Exercise input:

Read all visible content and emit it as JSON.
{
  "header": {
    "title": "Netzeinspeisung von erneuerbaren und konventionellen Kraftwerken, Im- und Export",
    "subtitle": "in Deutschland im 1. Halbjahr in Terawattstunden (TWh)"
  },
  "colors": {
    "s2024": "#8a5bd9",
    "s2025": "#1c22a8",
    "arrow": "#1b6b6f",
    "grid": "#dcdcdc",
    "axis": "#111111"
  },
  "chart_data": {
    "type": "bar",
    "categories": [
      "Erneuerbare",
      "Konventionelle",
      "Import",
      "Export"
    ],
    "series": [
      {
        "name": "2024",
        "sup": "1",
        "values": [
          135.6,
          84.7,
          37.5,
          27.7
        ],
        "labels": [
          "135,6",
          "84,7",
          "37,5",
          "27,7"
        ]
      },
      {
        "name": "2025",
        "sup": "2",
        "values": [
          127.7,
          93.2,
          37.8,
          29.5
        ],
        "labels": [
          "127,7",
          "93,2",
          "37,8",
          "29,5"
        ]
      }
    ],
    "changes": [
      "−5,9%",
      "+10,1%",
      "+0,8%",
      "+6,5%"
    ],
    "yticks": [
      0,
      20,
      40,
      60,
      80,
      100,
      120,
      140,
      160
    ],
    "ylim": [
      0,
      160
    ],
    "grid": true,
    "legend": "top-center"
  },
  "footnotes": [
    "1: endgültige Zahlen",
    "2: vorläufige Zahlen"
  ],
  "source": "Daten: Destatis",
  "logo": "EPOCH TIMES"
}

Exercise task:
Your task is to gather every line with the word "Zahlen" and copy it.

Exercise response:
    "1: endgültige Zahlen",
    "2: vorläufige Zahlen"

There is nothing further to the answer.